Goal: Output every record word for word.

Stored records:

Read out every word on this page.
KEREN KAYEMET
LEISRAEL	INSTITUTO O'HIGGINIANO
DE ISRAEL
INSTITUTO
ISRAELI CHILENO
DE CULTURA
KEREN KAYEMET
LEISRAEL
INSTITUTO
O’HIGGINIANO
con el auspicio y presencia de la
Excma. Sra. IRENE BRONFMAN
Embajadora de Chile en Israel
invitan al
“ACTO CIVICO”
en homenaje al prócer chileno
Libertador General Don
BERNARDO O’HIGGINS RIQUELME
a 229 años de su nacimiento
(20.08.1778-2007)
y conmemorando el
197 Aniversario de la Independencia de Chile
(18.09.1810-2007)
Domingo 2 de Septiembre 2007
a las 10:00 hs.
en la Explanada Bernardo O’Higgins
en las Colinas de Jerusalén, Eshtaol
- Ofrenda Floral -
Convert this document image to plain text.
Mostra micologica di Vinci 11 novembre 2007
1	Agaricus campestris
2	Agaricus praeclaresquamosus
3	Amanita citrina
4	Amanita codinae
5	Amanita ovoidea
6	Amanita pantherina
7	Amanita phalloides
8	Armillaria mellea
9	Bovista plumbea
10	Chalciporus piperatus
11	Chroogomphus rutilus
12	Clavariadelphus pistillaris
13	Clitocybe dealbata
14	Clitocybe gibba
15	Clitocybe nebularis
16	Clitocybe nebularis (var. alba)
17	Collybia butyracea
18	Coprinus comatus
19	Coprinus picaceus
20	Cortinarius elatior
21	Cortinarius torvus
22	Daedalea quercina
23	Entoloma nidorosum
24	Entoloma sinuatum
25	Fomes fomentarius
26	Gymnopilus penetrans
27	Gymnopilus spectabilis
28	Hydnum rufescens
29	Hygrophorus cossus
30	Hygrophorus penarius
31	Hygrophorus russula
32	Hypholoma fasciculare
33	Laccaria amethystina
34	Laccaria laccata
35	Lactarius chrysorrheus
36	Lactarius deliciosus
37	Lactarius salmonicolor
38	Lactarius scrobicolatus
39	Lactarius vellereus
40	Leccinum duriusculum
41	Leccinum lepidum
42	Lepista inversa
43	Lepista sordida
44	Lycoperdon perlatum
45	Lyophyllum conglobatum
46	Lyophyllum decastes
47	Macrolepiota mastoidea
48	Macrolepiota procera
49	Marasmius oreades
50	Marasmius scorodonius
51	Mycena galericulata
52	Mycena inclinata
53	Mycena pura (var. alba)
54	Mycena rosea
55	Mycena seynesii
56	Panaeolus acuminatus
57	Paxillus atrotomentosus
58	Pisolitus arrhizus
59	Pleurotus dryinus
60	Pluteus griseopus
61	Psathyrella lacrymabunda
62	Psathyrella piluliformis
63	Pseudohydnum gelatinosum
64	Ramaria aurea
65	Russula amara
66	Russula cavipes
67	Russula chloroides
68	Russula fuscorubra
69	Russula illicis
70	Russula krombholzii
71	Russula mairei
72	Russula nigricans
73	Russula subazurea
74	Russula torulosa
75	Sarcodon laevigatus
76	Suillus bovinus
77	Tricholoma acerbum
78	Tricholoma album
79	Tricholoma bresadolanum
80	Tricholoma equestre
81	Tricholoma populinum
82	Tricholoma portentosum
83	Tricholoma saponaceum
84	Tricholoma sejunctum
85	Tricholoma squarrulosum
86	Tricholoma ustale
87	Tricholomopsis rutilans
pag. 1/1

Output for this exercise:
Read out every word on this page.
KEREN KAYEMET
LEISRAEL	INSTITUTO O'HIGGINIANO
DE ISRAEL
INSTITUTO
ISRAELI CHILENO
DE CULTURA
KEREN KAYEMET
LEISRAEL
INSTITUTO
O’HIGGINIANO
con el auspicio y presencia de la
Excma. Sra. IRENE BRONFMAN
Embajadora de Chile en Israel
invitan al
“ACTO CIVICO”
en homenaje al prócer chileno
Libertador General Don
BERNARDO O’HIGGINS RIQUELME
a 229 años de su nacimiento
(20.08.1778-2007)
y conmemorando el
197 Aniversario de la Independencia de Chile
(18.09.1810-2007)
Domingo 2 de Septiembre 2007
a las 10:00 hs.
en la Explanada Bernardo O’Higgins
en las Colinas de Jerusalén, Eshtaol
- Ofrenda Floral -
Convert this document image to plain text.
Mostra micologica di Vinci 11 novembre 2007
1	Agaricus campestris
2	Agaricus praeclaresquamosus
3	Amanita citrina
4	Amanita codinae
5	Amanita ovoidea
6	Amanita pantherina
7	Amanita phalloides
8	Armillaria mellea
9	Bovista plumbea
10	Chalciporus piperatus
11	Chroogomphus rutilus
12	Clavariadelphus pistillaris
13	Clitocybe dealbata
14	Clitocybe gibba
15	Clitocybe nebularis
16	Clitocybe nebularis (var. alba)
17	Collybia butyracea
18	Coprinus comatus
19	Coprinus picaceus
20	Cortinarius elatior
21	Cortinarius torvus
22	Daedalea quercina
23	Entoloma nidorosum
24	Entoloma sinuatum
25	Fomes fomentarius
26	Gymnopilus penetrans
27	Gymnopilus spectabilis
28	Hydnum rufescens
29	Hygrophorus cossus
30	Hygrophorus penarius
31	Hygrophorus russula
32	Hypholoma fasciculare
33	Laccaria amethystina
34	Laccaria laccata
35	Lactarius chrysorrheus
36	Lactarius deliciosus
37	Lactarius salmonicolor
38	Lactarius scrobicolatus
39	Lactarius vellereus
40	Leccinum duriusculum
41	Leccinum lepidum
42	Lepista inversa
43	Lepista sordida
44	Lycoperdon perlatum
45	Lyophyllum conglobatum
46	Lyophyllum decastes
47	Macrolepiota mastoidea
48	Macrolepiota procera
49	Marasmius oreades
50	Marasmius scorodonius
51	Mycena galericulata
52	Mycena inclinata
53	Mycena pura (var. alba)
54	Mycena rosea
55	Mycena seynesii
56	Panaeolus acuminatus
57	Paxillus atrotomentosus
58	Pisolitus arrhizus
59	Pleurotus dryinus
60	Pluteus griseopus
61	Psathyrella lacrymabunda
62	Psathyrella piluliformis
63	Pseudohydnum gelatinosum
64	Ramaria aurea
65	Russula amara
66	Russula cavipes
67	Russula chloroides
68	Russula fuscorubra
69	Russula illicis
70	Russula krombholzii
71	Russula mairei
72	Russula nigricans
73	Russula subazurea
74	Russula torulosa
75	Sarcodon laevigatus
76	Suillus bovinus
77	Tricholoma acerbum
78	Tricholoma album
79	Tricholoma bresadolanum
80	Tricholoma equestre
81	Tricholoma populinum
82	Tricholoma portentosum
83	Tricholoma saponaceum
84	Tricholoma sejunctum
85	Tricholoma squarrulosum
86	Tricholoma ustale
87	Tricholomopsis rutilans
pag. 1/1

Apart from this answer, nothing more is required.